* **Stated problem**
Write out the data below in full, unchanged, minus the images.

* **Rows from a figure dataset**
────

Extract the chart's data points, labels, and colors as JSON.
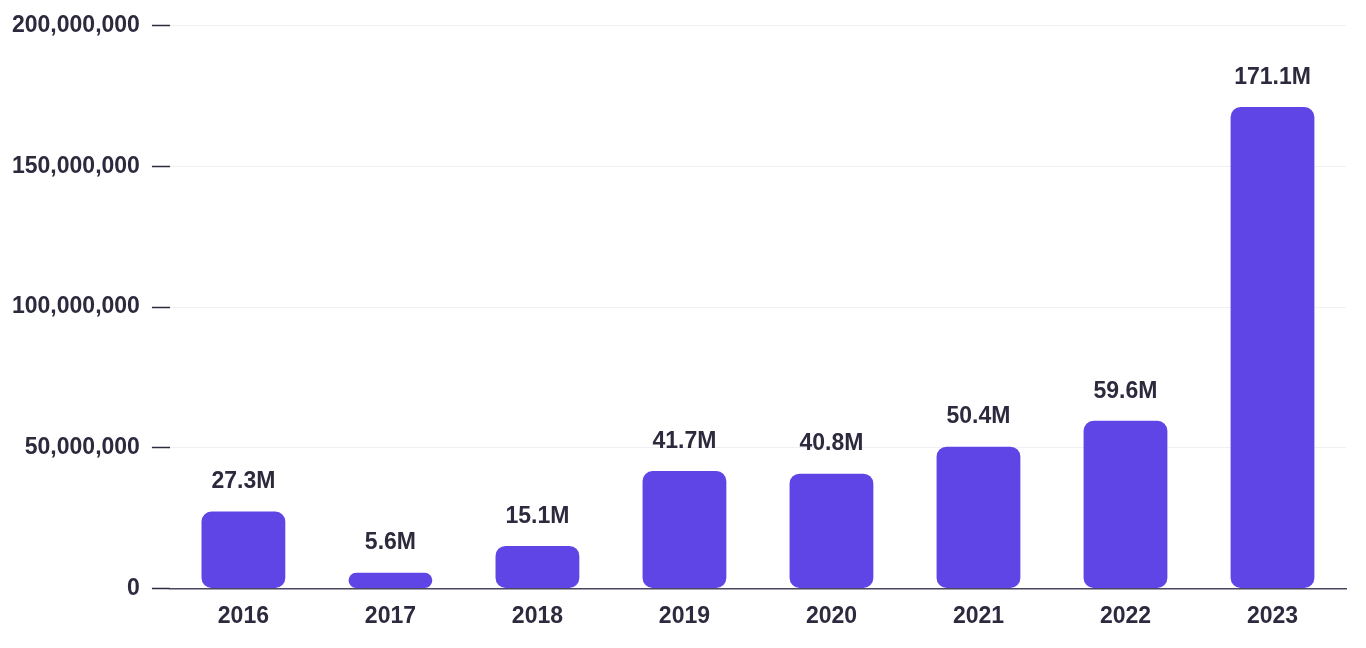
{
  "chart_data": {
    "type": "bar",
    "categories": [
      "2016",
      "2017",
      "2018",
      "2019",
      "2020",
      "2021",
      "2022",
      "2023"
    ],
    "values": [
      27300000,
      5600000,
      15100000,
      41700000,
      40800000,
      50400000,
      59600000,
      171100000
    ],
    "value_labels": [
      "27.3M",
      "5.6M",
      "15.1M",
      "41.7M",
      "40.8M",
      "50.4M",
      "59.6M",
      "171.1M"
    ],
    "color": "#5f45e6",
    "ylim": [
      0,
      200000000
    ],
    "yticks": [
      {
        "value": 0,
        "label": "0"
      },
      {
        "value": 50000000,
        "label": "50,000,000"
      },
      {
        "value": 100000000,
        "label": "100,000,000"
      },
      {
        "value": 150000000,
        "label": "150,000,000"
      },
      {
        "value": 200000000,
        "label": "200,000,000"
      }
    ],
    "grid": "y",
    "legend": false
  }
}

────

* **Result of this task**
Extract the chart's data points, labels, and colors as JSON.
{
  "chart_data": {
    "type": "bar",
    "categories": [
      "2016",
      "2017",
      "2018",
      "2019",
      "2020",
      "2021",
      "2022",
      "2023"
    ],
    "values": [
      27300000,
      5600000,
      15100000,
      41700000,
      40800000,
      50400000,
      59600000,
      171100000
    ],
    "value_labels": [
      "27.3M",
      "5.6M",
      "15.1M",
      "41.7M",
      "40.8M",
      "50.4M",
      "59.6M",
      "171.1M"
    ],
    "color": "#5f45e6",
    "ylim": [
      0,
      200000000
    ],
    "yticks": [
      {
        "value": 0,
        "label": "0"
      },
      {
        "value": 50000000,
        "label": "50,000,000"
      },
      {
        "value": 100000000,
        "label": "100,000,000"
      },
      {
        "value": 150000000,
        "label": "150,000,000"
      },
      {
        "value": 200000000,
        "label": "200,000,000"
      }
    ],
    "grid": "y",
    "legend": false
  }
}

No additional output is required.